[WHAT YOU ARE ASKED TO DO]:
Copy each line that contains the string "screenshot".

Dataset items
* * * * *

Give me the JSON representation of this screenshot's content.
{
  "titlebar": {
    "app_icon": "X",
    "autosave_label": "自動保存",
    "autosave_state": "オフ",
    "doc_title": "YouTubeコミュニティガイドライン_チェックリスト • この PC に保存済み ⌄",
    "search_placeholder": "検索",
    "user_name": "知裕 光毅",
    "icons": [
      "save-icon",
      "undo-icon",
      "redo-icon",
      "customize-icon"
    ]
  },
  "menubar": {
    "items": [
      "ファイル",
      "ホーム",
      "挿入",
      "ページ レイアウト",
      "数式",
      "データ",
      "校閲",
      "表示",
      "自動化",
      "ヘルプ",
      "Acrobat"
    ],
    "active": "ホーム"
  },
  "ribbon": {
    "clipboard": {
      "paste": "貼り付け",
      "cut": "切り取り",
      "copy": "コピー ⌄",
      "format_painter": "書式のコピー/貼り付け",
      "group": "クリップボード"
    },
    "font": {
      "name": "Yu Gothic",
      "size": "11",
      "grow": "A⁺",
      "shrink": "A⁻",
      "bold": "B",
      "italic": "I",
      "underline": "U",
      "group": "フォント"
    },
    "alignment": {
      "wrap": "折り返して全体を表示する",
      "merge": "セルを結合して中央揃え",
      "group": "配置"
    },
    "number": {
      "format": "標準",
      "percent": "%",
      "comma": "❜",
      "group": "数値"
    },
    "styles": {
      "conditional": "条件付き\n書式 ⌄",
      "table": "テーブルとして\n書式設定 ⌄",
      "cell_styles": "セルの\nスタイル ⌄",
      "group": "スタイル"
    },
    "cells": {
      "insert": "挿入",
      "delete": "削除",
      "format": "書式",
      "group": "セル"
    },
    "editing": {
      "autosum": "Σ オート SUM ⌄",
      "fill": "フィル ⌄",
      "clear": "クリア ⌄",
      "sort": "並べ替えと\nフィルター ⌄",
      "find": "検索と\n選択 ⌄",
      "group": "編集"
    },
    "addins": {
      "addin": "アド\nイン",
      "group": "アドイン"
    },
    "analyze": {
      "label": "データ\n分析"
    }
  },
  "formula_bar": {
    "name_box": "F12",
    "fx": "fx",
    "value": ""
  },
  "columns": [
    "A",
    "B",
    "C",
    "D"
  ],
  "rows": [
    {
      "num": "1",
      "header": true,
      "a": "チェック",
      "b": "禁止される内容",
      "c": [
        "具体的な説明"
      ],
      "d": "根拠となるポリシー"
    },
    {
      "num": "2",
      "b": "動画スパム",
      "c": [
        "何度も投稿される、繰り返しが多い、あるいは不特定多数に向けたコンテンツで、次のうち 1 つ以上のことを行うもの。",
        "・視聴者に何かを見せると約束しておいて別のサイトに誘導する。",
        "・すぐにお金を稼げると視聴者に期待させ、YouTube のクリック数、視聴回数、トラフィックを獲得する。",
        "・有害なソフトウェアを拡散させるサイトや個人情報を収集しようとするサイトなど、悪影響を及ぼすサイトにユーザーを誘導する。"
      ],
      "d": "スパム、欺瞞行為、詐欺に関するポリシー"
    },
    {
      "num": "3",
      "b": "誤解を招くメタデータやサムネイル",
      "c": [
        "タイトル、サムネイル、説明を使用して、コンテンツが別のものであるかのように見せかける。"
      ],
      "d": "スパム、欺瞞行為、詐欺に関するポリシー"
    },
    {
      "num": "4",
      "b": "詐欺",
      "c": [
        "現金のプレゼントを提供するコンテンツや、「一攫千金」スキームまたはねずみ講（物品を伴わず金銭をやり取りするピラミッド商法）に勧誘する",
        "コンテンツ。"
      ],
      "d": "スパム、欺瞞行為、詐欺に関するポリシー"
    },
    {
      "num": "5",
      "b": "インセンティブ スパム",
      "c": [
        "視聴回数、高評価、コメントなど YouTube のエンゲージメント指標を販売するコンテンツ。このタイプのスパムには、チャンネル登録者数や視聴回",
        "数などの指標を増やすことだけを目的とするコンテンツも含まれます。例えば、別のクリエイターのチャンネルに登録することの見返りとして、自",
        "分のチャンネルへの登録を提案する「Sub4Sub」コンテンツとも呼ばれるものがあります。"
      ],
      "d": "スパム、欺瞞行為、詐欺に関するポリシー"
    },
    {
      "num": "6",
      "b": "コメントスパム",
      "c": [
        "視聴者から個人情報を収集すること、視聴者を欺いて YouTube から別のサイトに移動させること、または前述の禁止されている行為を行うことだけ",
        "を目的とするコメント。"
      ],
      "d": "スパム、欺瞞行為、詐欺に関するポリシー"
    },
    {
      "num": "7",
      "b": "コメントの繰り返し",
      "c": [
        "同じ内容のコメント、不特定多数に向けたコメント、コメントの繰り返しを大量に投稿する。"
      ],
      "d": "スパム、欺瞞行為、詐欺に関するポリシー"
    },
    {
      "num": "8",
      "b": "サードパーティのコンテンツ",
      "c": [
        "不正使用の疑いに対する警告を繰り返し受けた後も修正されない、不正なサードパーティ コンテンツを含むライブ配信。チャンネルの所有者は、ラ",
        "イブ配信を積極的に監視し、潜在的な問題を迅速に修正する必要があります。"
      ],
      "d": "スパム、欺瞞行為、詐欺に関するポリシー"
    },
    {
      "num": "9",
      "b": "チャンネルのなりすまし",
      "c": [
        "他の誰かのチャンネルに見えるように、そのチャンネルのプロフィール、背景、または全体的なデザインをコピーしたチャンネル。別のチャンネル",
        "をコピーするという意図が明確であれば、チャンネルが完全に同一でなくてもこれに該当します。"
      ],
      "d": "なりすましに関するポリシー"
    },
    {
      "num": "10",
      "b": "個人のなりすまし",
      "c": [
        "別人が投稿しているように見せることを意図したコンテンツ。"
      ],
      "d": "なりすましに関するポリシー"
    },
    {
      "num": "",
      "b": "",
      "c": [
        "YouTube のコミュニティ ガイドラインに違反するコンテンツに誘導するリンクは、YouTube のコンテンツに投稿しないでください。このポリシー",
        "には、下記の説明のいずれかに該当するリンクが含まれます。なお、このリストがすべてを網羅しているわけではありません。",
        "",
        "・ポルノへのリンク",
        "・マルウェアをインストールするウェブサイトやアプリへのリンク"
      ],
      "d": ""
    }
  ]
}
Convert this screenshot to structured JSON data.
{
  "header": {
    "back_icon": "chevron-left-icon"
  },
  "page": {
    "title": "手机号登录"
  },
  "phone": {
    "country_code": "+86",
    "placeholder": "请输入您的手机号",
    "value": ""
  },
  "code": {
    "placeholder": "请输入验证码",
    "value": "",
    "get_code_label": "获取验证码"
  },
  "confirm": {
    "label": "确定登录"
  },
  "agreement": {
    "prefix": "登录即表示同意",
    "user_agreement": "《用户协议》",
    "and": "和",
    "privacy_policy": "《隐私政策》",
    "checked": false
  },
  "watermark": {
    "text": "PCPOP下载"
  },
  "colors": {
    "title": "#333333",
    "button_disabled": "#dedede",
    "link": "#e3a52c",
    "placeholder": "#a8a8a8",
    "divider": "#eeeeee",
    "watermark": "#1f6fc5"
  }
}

* * * * *

[FINISHED EXERCISE]:
Give me the JSON representation of this screenshot's content.
Convert this screenshot to structured JSON data.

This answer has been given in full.